• **Extracts from a graphics dataset**

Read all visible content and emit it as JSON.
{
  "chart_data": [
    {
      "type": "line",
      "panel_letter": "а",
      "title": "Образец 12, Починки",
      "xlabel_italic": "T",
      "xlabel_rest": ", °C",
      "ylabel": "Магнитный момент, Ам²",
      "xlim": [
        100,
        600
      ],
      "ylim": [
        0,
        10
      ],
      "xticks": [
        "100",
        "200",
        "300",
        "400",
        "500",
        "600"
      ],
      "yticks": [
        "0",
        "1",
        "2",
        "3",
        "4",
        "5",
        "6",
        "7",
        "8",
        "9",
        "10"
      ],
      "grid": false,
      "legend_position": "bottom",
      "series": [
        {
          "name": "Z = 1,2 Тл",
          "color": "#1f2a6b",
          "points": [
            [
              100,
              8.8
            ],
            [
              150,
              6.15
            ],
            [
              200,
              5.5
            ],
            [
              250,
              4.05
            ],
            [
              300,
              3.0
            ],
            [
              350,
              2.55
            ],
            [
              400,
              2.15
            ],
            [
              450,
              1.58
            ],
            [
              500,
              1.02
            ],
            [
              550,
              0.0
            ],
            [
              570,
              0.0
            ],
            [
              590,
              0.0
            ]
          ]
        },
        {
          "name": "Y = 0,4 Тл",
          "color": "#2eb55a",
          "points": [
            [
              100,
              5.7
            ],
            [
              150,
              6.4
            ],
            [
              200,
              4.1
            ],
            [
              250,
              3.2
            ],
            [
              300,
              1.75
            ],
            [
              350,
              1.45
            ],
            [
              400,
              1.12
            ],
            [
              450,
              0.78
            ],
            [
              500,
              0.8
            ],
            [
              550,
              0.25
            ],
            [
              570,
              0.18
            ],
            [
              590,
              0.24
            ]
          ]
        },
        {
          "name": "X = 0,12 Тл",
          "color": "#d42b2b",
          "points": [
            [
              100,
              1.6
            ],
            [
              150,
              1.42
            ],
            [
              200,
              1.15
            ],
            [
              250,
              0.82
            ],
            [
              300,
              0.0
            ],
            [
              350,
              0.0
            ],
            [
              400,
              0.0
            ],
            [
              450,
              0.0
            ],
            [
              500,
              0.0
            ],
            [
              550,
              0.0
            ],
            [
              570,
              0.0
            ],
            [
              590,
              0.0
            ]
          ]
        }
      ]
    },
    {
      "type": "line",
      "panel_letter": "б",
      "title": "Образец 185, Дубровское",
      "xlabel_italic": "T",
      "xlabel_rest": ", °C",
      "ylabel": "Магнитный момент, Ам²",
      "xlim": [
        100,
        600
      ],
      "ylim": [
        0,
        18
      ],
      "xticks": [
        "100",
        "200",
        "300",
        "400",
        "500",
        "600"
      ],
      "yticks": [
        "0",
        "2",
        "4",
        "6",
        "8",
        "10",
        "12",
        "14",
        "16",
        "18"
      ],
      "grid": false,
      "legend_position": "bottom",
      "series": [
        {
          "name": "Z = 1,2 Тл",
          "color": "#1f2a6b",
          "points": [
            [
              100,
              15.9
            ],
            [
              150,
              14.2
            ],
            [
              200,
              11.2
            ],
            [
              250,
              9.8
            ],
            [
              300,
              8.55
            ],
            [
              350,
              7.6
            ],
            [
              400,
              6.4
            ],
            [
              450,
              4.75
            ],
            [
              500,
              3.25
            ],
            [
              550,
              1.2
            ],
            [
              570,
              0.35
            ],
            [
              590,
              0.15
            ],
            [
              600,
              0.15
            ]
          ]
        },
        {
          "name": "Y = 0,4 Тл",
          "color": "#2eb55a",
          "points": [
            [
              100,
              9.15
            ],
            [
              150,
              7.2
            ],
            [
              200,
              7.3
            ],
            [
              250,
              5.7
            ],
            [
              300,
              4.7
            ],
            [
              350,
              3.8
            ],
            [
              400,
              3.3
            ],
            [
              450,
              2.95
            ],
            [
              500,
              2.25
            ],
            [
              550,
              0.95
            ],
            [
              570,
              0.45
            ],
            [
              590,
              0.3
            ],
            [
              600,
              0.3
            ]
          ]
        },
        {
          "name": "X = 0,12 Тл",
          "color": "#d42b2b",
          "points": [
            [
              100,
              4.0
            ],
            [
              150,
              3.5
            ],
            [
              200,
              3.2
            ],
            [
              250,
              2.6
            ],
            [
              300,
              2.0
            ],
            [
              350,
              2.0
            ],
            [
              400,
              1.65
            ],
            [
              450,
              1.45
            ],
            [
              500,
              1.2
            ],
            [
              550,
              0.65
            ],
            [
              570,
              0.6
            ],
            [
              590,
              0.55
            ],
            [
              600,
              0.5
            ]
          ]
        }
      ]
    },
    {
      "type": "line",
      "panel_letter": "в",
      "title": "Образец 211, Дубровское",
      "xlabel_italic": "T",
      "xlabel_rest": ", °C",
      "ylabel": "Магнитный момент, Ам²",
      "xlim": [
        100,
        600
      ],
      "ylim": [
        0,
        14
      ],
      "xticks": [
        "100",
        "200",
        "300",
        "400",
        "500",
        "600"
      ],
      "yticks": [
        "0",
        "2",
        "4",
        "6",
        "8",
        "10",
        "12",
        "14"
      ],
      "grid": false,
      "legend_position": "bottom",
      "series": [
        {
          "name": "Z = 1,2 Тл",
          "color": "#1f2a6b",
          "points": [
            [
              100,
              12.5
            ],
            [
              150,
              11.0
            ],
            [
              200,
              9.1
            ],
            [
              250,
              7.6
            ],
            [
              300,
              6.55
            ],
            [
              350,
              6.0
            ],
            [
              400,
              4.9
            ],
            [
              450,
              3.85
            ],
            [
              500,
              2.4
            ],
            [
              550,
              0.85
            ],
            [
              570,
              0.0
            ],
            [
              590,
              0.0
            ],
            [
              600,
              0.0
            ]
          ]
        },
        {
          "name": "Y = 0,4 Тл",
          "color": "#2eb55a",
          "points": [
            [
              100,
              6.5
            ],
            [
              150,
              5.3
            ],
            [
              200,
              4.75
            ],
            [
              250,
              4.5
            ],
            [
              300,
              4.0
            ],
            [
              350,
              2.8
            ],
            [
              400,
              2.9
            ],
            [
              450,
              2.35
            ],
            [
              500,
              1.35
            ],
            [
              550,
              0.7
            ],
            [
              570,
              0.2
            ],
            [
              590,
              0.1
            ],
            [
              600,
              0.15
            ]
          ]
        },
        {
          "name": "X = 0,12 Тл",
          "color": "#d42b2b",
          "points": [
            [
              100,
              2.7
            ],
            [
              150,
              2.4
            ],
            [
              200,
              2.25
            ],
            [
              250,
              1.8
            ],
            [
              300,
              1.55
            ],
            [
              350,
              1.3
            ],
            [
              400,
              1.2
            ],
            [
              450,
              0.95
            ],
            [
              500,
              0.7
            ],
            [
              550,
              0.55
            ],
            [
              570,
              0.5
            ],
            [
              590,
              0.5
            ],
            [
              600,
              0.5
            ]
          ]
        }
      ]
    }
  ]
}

• **Task goal**
Find each line holding "Образец". Copy it out.

• **Task result**
      "title": "Образец 12, Починки",
      "title": "Образец 185, Дубровское",
      "title": "Образец 211, Дубровское",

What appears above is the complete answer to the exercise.